- [INSTRUCTIONS TO FOLLOW]
Pictures within the data are to be left out; everything else must be reproduced exactly.

[Saved entries]
##############################
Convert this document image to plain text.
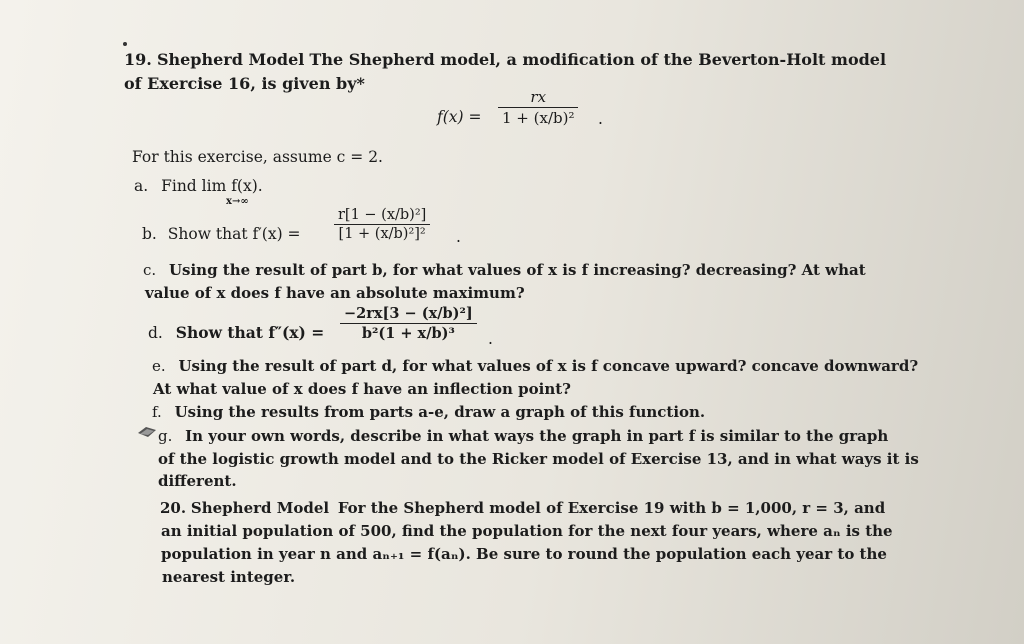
19. Shepherd Model The Shepherd model, a modification of the Beverton-Holt model
of Exercise 16, is given by*
f(x) =
rx
1 + (x/b)² .
For this exercise, assume c = 2.
a. Find lim f(x).
x→∞
b. Show that f′(x) =
r[1 − (x/b)²]
[1 + (x/b)²]² .
c. Using the result of part b, for what values of x is f increasing? decreasing? At what
value of x does f have an absolute maximum?
d. Show that f″(x) =
−2rx[3 − (x/b)²]
b²(1 + x/b)³	.
e. Using the result of part d, for what values of x is f concave upward? concave downward?
At what value of x does f have an inflection point?
f. Using the results from parts a-e, draw a graph of this function.
g. In your own words, describe in what ways the graph in part f is similar to the graph
of the logistic growth model and to the Ricker model of Exercise 13, and in what ways it is
different.
20. Shepherd Model For the Shepherd model of Exercise 19 with b = 1,000, r = 3, and
an initial population of 500, find the population for the next four years, where aₙ is the
population in year n and aₙ₊₁ = f(aₙ). Be sure to round the population each year to the
nearest integer.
##############################
- [WRITTEN SOLUTION]
Convert this document image to plain text.
19. Shepherd Model The Shepherd model, a modification of the Beverton-Holt model
of Exercise 16, is given by*
f(x) =
rx
1 + (x/b)² .
For this exercise, assume c = 2.
a. Find lim f(x).
x→∞
b. Show that f′(x) =
r[1 − (x/b)²]
[1 + (x/b)²]² .
c. Using the result of part b, for what values of x is f increasing? decreasing? At what
value of x does f have an absolute maximum?
d. Show that f″(x) =
−2rx[3 − (x/b)²]
b²(1 + x/b)³	.
e. Using the result of part d, for what values of x is f concave upward? concave downward?
At what value of x does f have an inflection point?
f. Using the results from parts a-e, draw a graph of this function.
g. In your own words, describe in what ways the graph in part f is similar to the graph
of the logistic growth model and to the Ricker model of Exercise 13, and in what ways it is
different.
20. Shepherd Model For the Shepherd model of Exercise 19 with b = 1,000, r = 3, and
an initial population of 500, find the population for the next four years, where aₙ is the
population in year n and aₙ₊₁ = f(aₙ). Be sure to round the population each year to the
nearest integer.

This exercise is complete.